### Exercise data
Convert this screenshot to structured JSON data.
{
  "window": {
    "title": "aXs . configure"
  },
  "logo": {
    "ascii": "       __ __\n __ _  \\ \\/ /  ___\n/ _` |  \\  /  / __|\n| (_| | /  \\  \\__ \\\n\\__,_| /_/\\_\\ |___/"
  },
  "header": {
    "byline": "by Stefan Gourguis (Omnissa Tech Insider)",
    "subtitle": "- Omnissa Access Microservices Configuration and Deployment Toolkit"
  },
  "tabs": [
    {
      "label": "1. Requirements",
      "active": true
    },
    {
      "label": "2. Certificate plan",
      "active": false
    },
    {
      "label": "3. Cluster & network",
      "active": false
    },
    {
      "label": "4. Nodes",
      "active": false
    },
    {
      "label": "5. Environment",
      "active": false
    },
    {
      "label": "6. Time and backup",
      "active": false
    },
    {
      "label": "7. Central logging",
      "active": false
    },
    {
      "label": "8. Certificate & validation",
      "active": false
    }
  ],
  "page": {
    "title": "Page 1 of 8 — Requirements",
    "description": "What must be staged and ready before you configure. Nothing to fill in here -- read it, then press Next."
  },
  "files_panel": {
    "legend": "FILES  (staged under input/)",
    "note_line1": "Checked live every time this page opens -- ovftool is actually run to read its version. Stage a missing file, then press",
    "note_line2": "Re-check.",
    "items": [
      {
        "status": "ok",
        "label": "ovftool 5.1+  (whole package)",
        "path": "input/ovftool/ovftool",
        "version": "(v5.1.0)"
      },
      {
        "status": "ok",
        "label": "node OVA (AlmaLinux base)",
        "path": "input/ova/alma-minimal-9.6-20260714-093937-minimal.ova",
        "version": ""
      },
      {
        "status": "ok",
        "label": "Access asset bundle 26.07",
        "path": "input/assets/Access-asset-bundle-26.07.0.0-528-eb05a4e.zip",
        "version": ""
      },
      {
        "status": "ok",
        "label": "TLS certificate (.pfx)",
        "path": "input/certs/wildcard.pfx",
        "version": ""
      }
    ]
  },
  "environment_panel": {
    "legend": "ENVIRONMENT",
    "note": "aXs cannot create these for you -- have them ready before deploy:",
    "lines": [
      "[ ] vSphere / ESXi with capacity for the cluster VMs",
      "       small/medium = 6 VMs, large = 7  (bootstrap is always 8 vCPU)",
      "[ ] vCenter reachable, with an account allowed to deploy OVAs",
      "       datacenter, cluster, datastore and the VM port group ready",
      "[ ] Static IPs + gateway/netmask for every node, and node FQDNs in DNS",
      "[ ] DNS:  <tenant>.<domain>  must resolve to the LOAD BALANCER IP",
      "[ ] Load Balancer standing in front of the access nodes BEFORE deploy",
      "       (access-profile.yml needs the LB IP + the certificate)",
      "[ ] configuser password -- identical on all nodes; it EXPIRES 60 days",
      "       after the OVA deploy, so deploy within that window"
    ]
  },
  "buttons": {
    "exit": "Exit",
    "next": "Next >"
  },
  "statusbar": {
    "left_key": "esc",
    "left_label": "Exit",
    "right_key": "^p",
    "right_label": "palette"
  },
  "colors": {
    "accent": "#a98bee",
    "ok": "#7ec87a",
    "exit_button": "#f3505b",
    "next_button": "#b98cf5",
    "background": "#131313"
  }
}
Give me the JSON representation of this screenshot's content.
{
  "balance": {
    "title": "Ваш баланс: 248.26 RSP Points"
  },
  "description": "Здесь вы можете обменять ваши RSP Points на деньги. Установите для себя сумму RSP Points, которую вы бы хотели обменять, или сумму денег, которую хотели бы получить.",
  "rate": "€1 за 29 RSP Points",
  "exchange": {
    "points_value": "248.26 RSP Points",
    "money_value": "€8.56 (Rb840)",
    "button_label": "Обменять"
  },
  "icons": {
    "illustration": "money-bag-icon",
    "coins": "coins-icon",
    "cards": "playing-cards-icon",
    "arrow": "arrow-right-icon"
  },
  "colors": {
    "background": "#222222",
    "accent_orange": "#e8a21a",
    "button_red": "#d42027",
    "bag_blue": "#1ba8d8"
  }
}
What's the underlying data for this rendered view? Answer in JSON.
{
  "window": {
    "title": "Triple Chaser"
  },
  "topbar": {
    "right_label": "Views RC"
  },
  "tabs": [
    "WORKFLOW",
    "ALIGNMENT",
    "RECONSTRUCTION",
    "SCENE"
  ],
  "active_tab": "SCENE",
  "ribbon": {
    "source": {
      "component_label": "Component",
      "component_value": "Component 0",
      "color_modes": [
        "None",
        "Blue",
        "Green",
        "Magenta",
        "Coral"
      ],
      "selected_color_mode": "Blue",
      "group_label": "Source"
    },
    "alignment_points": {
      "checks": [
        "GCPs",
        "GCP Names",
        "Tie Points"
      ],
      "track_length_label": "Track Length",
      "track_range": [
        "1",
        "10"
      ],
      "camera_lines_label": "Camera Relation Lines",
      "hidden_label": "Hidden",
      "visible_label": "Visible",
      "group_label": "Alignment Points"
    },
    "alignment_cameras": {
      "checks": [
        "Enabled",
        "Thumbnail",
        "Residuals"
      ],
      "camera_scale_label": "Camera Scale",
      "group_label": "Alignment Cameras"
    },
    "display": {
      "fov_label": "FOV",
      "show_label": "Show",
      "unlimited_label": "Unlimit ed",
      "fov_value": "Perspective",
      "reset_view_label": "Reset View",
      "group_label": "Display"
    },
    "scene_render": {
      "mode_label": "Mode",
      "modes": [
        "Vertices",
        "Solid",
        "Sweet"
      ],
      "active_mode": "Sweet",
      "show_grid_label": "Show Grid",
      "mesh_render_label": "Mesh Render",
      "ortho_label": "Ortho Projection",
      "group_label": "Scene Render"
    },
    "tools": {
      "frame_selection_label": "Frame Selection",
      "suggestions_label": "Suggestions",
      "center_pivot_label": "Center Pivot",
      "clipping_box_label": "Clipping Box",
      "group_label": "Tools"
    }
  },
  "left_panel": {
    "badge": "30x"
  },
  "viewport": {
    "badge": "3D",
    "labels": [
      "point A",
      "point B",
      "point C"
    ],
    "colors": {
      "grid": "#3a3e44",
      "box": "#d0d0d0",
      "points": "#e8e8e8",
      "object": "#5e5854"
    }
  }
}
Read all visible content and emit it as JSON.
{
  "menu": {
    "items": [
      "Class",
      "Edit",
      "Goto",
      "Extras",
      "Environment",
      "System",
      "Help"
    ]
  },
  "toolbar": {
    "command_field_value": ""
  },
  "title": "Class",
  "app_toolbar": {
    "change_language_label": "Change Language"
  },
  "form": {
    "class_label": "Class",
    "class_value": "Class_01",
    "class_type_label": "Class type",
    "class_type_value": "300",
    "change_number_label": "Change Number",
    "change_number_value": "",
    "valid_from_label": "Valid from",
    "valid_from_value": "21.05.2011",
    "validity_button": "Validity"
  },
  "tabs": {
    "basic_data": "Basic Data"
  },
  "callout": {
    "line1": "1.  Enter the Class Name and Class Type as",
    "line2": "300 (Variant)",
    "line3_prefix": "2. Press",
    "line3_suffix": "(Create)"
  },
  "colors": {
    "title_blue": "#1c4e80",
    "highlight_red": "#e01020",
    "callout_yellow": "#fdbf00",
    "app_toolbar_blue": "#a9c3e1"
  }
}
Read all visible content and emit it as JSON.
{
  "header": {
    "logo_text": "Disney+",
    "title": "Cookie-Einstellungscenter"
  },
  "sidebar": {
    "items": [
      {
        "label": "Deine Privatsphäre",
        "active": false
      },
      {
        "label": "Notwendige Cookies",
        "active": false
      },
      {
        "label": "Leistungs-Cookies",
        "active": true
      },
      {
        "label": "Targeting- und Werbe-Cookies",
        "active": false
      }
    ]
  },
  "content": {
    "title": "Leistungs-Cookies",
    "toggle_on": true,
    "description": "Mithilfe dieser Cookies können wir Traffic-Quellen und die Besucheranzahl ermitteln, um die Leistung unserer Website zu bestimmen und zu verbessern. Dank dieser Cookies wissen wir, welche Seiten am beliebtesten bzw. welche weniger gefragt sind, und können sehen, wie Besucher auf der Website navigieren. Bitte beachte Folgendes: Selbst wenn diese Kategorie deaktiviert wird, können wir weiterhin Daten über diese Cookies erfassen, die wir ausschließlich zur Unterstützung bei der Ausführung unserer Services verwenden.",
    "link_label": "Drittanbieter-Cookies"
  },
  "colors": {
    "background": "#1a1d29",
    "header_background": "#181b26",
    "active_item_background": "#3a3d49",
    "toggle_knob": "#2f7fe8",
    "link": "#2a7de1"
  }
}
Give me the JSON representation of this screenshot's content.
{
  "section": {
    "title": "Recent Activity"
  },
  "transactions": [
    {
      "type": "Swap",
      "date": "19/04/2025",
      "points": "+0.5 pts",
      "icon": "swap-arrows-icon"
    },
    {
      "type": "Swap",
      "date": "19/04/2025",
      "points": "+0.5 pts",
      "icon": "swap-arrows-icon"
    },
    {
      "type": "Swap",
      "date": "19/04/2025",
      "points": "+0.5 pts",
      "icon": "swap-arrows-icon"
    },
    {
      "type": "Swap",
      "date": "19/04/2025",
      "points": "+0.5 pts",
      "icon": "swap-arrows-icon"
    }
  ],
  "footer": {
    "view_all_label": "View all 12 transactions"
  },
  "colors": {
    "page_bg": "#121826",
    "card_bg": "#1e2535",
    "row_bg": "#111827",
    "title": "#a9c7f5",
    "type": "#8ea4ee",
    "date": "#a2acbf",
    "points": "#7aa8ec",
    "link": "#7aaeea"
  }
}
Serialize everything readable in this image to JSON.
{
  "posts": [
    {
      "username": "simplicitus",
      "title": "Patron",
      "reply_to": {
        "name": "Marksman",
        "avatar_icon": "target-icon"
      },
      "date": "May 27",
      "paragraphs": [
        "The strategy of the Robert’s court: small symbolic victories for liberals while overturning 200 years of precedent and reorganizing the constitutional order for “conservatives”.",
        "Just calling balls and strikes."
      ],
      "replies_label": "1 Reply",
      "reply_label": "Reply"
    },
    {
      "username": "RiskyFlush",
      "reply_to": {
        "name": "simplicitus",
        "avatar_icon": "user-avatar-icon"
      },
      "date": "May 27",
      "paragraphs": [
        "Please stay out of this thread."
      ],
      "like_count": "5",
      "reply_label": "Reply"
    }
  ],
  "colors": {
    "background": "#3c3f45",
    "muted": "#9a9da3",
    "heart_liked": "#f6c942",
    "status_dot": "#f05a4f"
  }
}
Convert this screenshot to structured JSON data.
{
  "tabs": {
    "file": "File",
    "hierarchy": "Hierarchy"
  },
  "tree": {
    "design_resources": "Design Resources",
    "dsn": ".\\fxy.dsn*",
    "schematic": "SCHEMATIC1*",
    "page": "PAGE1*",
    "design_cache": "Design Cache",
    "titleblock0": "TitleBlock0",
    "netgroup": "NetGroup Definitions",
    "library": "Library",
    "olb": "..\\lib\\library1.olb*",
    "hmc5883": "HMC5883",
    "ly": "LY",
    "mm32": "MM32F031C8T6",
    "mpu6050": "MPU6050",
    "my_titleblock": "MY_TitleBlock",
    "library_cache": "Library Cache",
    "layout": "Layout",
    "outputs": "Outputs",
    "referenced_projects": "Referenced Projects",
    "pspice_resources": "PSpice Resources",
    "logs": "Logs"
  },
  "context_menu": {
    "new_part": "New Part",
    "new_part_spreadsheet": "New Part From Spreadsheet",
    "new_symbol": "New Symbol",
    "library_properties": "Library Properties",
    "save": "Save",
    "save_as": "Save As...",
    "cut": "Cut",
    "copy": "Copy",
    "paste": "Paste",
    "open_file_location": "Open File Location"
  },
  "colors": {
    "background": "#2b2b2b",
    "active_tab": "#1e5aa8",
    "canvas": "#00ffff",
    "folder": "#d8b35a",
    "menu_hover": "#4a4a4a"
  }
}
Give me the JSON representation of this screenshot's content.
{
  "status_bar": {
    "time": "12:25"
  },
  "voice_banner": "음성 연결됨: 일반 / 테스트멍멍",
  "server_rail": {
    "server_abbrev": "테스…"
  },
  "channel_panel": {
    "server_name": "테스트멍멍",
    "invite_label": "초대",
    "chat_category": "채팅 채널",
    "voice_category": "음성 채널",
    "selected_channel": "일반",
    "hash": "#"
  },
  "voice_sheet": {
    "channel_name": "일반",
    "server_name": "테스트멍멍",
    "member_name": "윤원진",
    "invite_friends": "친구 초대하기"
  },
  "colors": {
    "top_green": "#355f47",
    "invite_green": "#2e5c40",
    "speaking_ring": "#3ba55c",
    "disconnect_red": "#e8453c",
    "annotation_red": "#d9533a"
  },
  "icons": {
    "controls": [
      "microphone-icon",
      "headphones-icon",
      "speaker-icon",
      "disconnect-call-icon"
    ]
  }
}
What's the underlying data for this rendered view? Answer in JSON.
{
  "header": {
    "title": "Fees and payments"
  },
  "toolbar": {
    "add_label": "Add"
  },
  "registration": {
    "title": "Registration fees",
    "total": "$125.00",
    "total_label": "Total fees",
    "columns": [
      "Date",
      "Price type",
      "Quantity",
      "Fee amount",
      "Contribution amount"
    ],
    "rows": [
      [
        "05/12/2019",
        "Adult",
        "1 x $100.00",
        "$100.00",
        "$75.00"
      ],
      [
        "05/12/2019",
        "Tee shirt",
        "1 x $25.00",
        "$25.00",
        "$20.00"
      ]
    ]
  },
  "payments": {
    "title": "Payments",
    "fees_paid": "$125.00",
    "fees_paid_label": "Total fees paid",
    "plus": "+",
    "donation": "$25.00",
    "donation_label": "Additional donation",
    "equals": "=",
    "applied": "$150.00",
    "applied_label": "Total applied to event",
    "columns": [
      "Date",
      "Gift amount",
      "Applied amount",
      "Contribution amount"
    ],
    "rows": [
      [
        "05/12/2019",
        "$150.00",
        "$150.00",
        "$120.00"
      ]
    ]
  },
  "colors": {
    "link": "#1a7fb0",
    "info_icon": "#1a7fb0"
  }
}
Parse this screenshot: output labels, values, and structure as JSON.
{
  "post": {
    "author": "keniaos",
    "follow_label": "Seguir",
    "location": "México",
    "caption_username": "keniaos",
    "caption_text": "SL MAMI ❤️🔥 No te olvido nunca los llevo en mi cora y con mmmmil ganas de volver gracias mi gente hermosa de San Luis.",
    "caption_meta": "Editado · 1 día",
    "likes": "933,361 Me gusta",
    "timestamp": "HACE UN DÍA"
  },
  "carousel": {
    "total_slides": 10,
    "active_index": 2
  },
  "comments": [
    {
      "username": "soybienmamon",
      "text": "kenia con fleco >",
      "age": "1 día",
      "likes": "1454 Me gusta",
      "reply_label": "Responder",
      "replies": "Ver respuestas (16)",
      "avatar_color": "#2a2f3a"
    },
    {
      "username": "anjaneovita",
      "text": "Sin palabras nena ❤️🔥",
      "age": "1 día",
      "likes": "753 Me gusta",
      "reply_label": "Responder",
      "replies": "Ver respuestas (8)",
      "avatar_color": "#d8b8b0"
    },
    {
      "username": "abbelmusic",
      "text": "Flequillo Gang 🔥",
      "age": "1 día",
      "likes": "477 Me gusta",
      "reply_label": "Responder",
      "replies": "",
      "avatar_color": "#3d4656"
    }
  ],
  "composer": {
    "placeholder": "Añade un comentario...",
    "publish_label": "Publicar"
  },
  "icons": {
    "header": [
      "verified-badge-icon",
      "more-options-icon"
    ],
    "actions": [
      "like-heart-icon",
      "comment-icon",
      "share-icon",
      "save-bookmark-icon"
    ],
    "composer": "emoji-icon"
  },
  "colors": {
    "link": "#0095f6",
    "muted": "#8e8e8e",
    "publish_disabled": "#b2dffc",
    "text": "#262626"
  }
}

### What you have to do
The answer must consist solely of the number of lines in the entries that contain the word "Design".

### Reply to the exercise
2